==== Exercise materials

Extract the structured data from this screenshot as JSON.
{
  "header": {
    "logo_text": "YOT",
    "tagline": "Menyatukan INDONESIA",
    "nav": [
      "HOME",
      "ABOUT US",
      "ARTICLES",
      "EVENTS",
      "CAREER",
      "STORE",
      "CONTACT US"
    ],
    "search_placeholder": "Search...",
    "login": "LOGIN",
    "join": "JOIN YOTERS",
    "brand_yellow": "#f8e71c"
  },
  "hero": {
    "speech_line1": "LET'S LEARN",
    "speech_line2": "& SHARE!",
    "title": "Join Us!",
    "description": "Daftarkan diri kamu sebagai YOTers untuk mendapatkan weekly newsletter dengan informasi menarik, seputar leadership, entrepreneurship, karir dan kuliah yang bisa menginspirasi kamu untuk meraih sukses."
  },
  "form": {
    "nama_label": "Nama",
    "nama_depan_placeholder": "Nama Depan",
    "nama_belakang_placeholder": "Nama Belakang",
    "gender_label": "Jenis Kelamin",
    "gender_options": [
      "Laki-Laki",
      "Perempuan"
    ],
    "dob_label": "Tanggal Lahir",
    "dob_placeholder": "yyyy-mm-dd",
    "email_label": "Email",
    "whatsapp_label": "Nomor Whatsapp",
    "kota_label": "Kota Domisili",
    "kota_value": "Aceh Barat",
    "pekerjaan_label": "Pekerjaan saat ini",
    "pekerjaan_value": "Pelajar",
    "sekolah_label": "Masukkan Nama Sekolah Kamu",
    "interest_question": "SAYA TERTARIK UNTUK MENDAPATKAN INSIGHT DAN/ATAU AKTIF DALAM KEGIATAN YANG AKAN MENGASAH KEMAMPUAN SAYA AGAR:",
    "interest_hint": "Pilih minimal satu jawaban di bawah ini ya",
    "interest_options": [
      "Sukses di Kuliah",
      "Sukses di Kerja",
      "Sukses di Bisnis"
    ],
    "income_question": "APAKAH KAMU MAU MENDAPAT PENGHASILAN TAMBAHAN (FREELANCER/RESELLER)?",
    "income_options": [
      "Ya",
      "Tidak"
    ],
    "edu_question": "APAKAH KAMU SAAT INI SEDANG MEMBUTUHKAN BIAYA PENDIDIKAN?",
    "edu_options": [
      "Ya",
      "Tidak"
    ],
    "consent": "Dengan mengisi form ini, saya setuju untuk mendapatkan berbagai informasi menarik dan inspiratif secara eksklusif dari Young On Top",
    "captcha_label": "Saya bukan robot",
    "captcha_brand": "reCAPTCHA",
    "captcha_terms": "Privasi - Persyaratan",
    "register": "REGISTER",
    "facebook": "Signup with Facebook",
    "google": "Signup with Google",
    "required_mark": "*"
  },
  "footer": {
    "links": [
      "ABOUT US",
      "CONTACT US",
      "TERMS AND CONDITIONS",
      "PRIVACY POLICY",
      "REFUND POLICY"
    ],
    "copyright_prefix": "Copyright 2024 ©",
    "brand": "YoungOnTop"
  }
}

========

Every record should be given again exactly.

• [Solution to this task]
Extract the structured data from this screenshot as JSON.
{
  "header": {
    "logo_text": "YOT",
    "tagline": "Menyatukan INDONESIA",
    "nav": [
      "HOME",
      "ABOUT US",
      "ARTICLES",
      "EVENTS",
      "CAREER",
      "STORE",
      "CONTACT US"
    ],
    "search_placeholder": "Search...",
    "login": "LOGIN",
    "join": "JOIN YOTERS",
    "brand_yellow": "#f8e71c"
  },
  "hero": {
    "speech_line1": "LET'S LEARN",
    "speech_line2": "& SHARE!",
    "title": "Join Us!",
    "description": "Daftarkan diri kamu sebagai YOTers untuk mendapatkan weekly newsletter dengan informasi menarik, seputar leadership, entrepreneurship, karir dan kuliah yang bisa menginspirasi kamu untuk meraih sukses."
  },
  "form": {
    "nama_label": "Nama",
    "nama_depan_placeholder": "Nama Depan",
    "nama_belakang_placeholder": "Nama Belakang",
    "gender_label": "Jenis Kelamin",
    "gender_options": [
      "Laki-Laki",
      "Perempuan"
    ],
    "dob_label": "Tanggal Lahir",
    "dob_placeholder": "yyyy-mm-dd",
    "email_label": "Email",
    "whatsapp_label": "Nomor Whatsapp",
    "kota_label": "Kota Domisili",
    "kota_value": "Aceh Barat",
    "pekerjaan_label": "Pekerjaan saat ini",
    "pekerjaan_value": "Pelajar",
    "sekolah_label": "Masukkan Nama Sekolah Kamu",
    "interest_question": "SAYA TERTARIK UNTUK MENDAPATKAN INSIGHT DAN/ATAU AKTIF DALAM KEGIATAN YANG AKAN MENGASAH KEMAMPUAN SAYA AGAR:",
    "interest_hint": "Pilih minimal satu jawaban di bawah ini ya",
    "interest_options": [
      "Sukses di Kuliah",
      "Sukses di Kerja",
      "Sukses di Bisnis"
    ],
    "income_question": "APAKAH KAMU MAU MENDAPAT PENGHASILAN TAMBAHAN (FREELANCER/RESELLER)?",
    "income_options": [
      "Ya",
      "Tidak"
    ],
    "edu_question": "APAKAH KAMU SAAT INI SEDANG MEMBUTUHKAN BIAYA PENDIDIKAN?",
    "edu_options": [
      "Ya",
      "Tidak"
    ],
    "consent": "Dengan mengisi form ini, saya setuju untuk mendapatkan berbagai informasi menarik dan inspiratif secara eksklusif dari Young On Top",
    "captcha_label": "Saya bukan robot",
    "captcha_brand": "reCAPTCHA",
    "captcha_terms": "Privasi - Persyaratan",
    "register": "REGISTER",
    "facebook": "Signup with Facebook",
    "google": "Signup with Google",
    "required_mark": "*"
  },
  "footer": {
    "links": [
      "ABOUT US",
      "CONTACT US",
      "TERMS AND CONDITIONS",
      "PRIVACY POLICY",
      "REFUND POLICY"
    ],
    "copyright_prefix": "Copyright 2024 ©",
    "brand": "YoungOnTop"
  }
}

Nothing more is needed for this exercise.